• Aim of the exercise:
Give a verbatim quotation of every record.

• Data excerpts:
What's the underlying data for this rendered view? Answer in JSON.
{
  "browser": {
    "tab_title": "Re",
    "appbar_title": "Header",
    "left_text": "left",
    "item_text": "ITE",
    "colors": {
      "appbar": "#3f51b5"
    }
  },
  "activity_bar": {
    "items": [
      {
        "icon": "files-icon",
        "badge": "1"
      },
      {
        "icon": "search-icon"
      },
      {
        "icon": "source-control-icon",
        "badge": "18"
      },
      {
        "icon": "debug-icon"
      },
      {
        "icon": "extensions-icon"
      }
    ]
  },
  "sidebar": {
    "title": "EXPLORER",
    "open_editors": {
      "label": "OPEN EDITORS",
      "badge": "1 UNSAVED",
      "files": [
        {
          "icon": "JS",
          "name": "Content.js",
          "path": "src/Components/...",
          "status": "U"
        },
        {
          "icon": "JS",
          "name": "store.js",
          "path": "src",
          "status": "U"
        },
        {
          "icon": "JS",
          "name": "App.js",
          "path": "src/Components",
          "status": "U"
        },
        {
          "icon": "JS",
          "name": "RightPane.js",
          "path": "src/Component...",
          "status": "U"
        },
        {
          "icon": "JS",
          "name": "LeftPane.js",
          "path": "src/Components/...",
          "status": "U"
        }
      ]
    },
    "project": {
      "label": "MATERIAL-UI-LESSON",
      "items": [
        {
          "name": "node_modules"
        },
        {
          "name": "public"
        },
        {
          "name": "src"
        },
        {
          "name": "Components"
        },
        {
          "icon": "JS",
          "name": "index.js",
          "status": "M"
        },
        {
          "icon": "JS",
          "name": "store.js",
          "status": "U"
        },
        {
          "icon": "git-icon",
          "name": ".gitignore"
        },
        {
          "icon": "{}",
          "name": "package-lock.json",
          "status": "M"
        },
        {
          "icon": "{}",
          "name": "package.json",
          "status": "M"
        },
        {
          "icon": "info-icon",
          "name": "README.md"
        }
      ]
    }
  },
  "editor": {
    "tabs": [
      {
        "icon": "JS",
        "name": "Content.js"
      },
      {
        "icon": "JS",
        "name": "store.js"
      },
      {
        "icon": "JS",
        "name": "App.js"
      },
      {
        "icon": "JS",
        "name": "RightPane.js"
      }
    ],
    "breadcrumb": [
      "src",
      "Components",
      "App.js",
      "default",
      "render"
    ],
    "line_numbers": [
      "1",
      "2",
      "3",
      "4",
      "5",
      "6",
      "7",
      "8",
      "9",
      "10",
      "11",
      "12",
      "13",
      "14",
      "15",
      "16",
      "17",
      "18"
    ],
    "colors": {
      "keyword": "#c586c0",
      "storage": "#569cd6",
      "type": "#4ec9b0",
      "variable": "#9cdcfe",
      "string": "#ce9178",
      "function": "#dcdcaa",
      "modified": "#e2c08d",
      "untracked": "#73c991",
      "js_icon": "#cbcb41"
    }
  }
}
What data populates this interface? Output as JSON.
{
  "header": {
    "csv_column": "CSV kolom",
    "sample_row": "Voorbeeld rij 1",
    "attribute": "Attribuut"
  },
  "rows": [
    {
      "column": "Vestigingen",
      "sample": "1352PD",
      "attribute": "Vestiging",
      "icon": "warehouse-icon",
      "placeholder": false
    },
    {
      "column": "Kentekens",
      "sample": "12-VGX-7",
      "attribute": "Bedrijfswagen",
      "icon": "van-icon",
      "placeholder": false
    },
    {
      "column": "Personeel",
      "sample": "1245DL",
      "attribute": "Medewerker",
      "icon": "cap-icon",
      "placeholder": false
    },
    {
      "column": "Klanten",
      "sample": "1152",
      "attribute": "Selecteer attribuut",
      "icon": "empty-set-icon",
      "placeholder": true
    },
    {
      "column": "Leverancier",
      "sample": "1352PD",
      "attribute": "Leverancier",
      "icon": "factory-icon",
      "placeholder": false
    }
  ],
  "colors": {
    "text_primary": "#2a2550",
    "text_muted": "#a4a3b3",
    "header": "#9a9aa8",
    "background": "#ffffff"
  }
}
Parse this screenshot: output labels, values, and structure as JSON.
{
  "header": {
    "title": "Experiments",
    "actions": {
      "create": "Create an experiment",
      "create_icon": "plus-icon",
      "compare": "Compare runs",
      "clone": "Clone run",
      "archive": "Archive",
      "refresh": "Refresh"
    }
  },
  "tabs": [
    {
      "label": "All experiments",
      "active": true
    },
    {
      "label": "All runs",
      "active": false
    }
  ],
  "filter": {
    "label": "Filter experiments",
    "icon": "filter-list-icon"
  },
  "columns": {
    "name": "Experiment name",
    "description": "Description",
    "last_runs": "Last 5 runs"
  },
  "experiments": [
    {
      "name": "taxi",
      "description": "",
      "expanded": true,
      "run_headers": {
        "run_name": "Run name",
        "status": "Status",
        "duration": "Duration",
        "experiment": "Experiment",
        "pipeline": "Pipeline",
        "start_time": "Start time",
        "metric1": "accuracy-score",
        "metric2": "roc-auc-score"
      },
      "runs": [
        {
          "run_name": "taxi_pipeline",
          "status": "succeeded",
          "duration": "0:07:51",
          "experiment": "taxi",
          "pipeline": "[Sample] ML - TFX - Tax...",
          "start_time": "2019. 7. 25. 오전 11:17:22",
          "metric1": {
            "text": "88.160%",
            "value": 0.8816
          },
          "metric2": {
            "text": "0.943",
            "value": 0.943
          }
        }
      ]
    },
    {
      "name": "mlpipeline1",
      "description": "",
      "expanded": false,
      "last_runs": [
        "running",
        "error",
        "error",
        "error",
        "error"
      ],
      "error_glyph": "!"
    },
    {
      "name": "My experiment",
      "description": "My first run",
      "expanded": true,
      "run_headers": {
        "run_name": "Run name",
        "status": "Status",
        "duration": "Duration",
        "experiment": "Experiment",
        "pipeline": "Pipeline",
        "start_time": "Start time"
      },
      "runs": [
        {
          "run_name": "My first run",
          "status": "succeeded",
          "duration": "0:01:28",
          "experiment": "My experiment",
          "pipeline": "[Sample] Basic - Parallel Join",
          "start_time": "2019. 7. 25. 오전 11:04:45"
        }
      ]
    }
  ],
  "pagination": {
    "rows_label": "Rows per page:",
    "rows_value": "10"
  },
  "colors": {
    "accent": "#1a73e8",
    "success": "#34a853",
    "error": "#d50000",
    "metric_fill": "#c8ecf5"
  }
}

• Solution for this exercise:
What's the underlying data for this rendered view? Answer in JSON.
{
  "browser": {
    "tab_title": "Re",
    "appbar_title": "Header",
    "left_text": "left",
    "item_text": "ITE",
    "colors": {
      "appbar": "#3f51b5"
    }
  },
  "activity_bar": {
    "items": [
      {
        "icon": "files-icon",
        "badge": "1"
      },
      {
        "icon": "search-icon"
      },
      {
        "icon": "source-control-icon",
        "badge": "18"
      },
      {
        "icon": "debug-icon"
      },
      {
        "icon": "extensions-icon"
      }
    ]
  },
  "sidebar": {
    "title": "EXPLORER",
    "open_editors": {
      "label": "OPEN EDITORS",
      "badge": "1 UNSAVED",
      "files": [
        {
          "icon": "JS",
          "name": "Content.js",
          "path": "src/Components/...",
          "status": "U"
        },
        {
          "icon": "JS",
          "name": "store.js",
          "path": "src",
          "status": "U"
        },
        {
          "icon": "JS",
          "name": "App.js",
          "path": "src/Components",
          "status": "U"
        },
        {
          "icon": "JS",
          "name": "RightPane.js",
          "path": "src/Component...",
          "status": "U"
        },
        {
          "icon": "JS",
          "name": "LeftPane.js",
          "path": "src/Components/...",
          "status": "U"
        }
      ]
    },
    "project": {
      "label": "MATERIAL-UI-LESSON",
      "items": [
        {
          "name": "node_modules"
        },
        {
          "name": "public"
        },
        {
          "name": "src"
        },
        {
          "name": "Components"
        },
        {
          "icon": "JS",
          "name": "index.js",
          "status": "M"
        },
        {
          "icon": "JS",
          "name": "store.js",
          "status": "U"
        },
        {
          "icon": "git-icon",
          "name": ".gitignore"
        },
        {
          "icon": "{}",
          "name": "package-lock.json",
          "status": "M"
        },
        {
          "icon": "{}",
          "name": "package.json",
          "status": "M"
        },
        {
          "icon": "info-icon",
          "name": "README.md"
        }
      ]
    }
  },
  "editor": {
    "tabs": [
      {
        "icon": "JS",
        "name": "Content.js"
      },
      {
        "icon": "JS",
        "name": "store.js"
      },
      {
        "icon": "JS",
        "name": "App.js"
      },
      {
        "icon": "JS",
        "name": "RightPane.js"
      }
    ],
    "breadcrumb": [
      "src",
      "Components",
      "App.js",
      "default",
      "render"
    ],
    "line_numbers": [
      "1",
      "2",
      "3",
      "4",
      "5",
      "6",
      "7",
      "8",
      "9",
      "10",
      "11",
      "12",
      "13",
      "14",
      "15",
      "16",
      "17",
      "18"
    ],
    "colors": {
      "keyword": "#c586c0",
      "storage": "#569cd6",
      "type": "#4ec9b0",
      "variable": "#9cdcfe",
      "string": "#ce9178",
      "function": "#dcdcaa",
      "modified": "#e2c08d",
      "untracked": "#73c991",
      "js_icon": "#cbcb41"
    }
  }
}
What data populates this interface? Output as JSON.
{
  "header": {
    "csv_column": "CSV kolom",
    "sample_row": "Voorbeeld rij 1",
    "attribute": "Attribuut"
  },
  "rows": [
    {
      "column": "Vestigingen",
      "sample": "1352PD",
      "attribute": "Vestiging",
      "icon": "warehouse-icon",
      "placeholder": false
    },
    {
      "column": "Kentekens",
      "sample": "12-VGX-7",
      "attribute": "Bedrijfswagen",
      "icon": "van-icon",
      "placeholder": false
    },
    {
      "column": "Personeel",
      "sample": "1245DL",
      "attribute": "Medewerker",
      "icon": "cap-icon",
      "placeholder": false
    },
    {
      "column": "Klanten",
      "sample": "1152",
      "attribute": "Selecteer attribuut",
      "icon": "empty-set-icon",
      "placeholder": true
    },
    {
      "column": "Leverancier",
      "sample": "1352PD",
      "attribute": "Leverancier",
      "icon": "factory-icon",
      "placeholder": false
    }
  ],
  "colors": {
    "text_primary": "#2a2550",
    "text_muted": "#a4a3b3",
    "header": "#9a9aa8",
    "background": "#ffffff"
  }
}
Parse this screenshot: output labels, values, and structure as JSON.
{
  "header": {
    "title": "Experiments",
    "actions": {
      "create": "Create an experiment",
      "create_icon": "plus-icon",
      "compare": "Compare runs",
      "clone": "Clone run",
      "archive": "Archive",
      "refresh": "Refresh"
    }
  },
  "tabs": [
    {
      "label": "All experiments",
      "active": true
    },
    {
      "label": "All runs",
      "active": false
    }
  ],
  "filter": {
    "label": "Filter experiments",
    "icon": "filter-list-icon"
  },
  "columns": {
    "name": "Experiment name",
    "description": "Description",
    "last_runs": "Last 5 runs"
  },
  "experiments": [
    {
      "name": "taxi",
      "description": "",
      "expanded": true,
      "run_headers": {
        "run_name": "Run name",
        "status": "Status",
        "duration": "Duration",
        "experiment": "Experiment",
        "pipeline": "Pipeline",
        "start_time": "Start time",
        "metric1": "accuracy-score",
        "metric2": "roc-auc-score"
      },
      "runs": [
        {
          "run_name": "taxi_pipeline",
          "status": "succeeded",
          "duration": "0:07:51",
          "experiment": "taxi",
          "pipeline": "[Sample] ML - TFX - Tax...",
          "start_time": "2019. 7. 25. 오전 11:17:22",
          "metric1": {
            "text": "88.160%",
            "value": 0.8816
          },
          "metric2": {
            "text": "0.943",
            "value": 0.943
          }
        }
      ]
    },
    {
      "name": "mlpipeline1",
      "description": "",
      "expanded": false,
      "last_runs": [
        "running",
        "error",
        "error",
        "error",
        "error"
      ],
      "error_glyph": "!"
    },
    {
      "name": "My experiment",
      "description": "My first run",
      "expanded": true,
      "run_headers": {
        "run_name": "Run name",
        "status": "Status",
        "duration": "Duration",
        "experiment": "Experiment",
        "pipeline": "Pipeline",
        "start_time": "Start time"
      },
      "runs": [
        {
          "run_name": "My first run",
          "status": "succeeded",
          "duration": "0:01:28",
          "experiment": "My experiment",
          "pipeline": "[Sample] Basic - Parallel Join",
          "start_time": "2019. 7. 25. 오전 11:04:45"
        }
      ]
    }
  ],
  "pagination": {
    "rows_label": "Rows per page:",
    "rows_value": "10"
  },
  "colors": {
    "accent": "#1a73e8",
    "success": "#34a853",
    "error": "#d50000",
    "metric_fill": "#c8ecf5"
  }
}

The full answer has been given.